(Recorded data)
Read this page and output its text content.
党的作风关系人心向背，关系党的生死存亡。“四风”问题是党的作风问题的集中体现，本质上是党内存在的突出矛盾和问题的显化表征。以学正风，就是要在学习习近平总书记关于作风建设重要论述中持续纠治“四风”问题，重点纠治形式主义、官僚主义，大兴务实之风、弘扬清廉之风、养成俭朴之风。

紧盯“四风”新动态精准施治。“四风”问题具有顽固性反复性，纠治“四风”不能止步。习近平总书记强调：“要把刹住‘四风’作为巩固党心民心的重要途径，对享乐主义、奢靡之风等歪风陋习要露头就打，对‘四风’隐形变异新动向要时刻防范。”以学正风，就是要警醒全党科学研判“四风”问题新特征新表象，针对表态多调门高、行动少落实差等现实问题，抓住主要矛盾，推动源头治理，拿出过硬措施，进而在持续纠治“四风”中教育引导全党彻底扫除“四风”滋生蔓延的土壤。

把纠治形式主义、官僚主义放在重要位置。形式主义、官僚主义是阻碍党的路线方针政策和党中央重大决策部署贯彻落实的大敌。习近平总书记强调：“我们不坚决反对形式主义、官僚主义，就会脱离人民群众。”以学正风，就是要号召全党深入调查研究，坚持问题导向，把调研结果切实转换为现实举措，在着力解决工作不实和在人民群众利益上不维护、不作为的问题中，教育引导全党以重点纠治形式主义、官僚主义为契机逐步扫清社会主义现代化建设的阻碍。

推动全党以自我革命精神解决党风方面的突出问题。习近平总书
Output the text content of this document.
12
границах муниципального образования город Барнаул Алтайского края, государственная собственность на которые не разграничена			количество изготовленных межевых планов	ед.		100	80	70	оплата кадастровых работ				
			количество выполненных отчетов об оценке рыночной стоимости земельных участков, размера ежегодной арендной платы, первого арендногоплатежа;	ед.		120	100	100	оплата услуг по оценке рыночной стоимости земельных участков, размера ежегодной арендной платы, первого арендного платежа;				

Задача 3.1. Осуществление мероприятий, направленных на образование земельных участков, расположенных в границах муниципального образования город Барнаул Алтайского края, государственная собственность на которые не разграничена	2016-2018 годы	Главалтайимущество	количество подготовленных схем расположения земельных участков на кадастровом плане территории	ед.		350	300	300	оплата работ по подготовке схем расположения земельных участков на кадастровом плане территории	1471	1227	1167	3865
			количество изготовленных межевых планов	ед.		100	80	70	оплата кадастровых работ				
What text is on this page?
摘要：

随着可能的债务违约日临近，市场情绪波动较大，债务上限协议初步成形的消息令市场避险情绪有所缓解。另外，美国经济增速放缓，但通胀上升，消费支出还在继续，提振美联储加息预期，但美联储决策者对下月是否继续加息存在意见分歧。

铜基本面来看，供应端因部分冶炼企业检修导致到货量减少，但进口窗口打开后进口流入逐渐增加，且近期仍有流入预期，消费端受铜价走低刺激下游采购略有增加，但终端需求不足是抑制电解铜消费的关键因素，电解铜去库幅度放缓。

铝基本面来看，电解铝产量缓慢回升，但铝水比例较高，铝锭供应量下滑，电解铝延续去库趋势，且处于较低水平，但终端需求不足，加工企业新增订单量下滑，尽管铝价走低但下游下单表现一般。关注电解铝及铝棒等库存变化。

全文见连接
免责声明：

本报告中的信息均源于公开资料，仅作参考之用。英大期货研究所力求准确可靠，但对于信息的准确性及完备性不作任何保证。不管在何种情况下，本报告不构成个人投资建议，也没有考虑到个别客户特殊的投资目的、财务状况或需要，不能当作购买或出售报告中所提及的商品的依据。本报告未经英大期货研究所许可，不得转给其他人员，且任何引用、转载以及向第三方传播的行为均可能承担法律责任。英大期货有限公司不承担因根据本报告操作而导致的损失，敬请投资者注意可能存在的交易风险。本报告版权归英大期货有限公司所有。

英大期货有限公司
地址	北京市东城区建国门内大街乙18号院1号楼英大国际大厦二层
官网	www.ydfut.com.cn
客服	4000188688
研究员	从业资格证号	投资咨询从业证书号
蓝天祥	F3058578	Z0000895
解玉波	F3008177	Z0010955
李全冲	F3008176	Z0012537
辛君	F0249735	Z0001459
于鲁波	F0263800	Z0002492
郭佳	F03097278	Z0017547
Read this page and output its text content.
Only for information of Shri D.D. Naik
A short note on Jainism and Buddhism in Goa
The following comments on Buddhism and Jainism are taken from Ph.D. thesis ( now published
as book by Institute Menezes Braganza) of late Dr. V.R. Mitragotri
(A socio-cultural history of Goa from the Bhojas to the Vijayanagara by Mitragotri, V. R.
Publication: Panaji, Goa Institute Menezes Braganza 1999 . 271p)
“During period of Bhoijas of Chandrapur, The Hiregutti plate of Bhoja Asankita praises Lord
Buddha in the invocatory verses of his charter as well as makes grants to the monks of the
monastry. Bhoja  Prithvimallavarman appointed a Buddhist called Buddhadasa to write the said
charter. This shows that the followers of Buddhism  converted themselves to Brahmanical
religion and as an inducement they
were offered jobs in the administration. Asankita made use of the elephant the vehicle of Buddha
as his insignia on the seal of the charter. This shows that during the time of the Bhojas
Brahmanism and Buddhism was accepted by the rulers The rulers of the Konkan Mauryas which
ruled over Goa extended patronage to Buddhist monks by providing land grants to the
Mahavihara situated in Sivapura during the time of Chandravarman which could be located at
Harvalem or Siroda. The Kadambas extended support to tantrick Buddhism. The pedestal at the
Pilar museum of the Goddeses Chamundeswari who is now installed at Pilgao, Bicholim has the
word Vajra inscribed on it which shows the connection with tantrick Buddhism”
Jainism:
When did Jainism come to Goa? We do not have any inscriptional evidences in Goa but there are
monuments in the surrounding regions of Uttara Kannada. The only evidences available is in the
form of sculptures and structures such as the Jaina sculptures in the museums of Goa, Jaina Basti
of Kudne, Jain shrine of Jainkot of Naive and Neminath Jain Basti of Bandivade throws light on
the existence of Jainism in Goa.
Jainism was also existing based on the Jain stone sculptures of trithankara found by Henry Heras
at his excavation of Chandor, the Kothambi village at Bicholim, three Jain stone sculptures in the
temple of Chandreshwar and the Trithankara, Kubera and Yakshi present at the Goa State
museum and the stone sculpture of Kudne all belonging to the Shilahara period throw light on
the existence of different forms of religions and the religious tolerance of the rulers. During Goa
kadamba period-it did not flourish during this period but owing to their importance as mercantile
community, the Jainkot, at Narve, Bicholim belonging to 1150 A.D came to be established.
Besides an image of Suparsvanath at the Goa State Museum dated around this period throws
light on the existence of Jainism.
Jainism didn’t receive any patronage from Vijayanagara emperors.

● **WHAT IS REQUIRED**
Go over the data above and copy every line that has the word "Mitragotri" in it.

● **FINAL RESULT**
as book by Institute Menezes Braganza) of late Dr. V.R. Mitragotri
(A socio-cultural history of Goa from the Bhojas to the Vijayanagara by Mitragotri, V. R.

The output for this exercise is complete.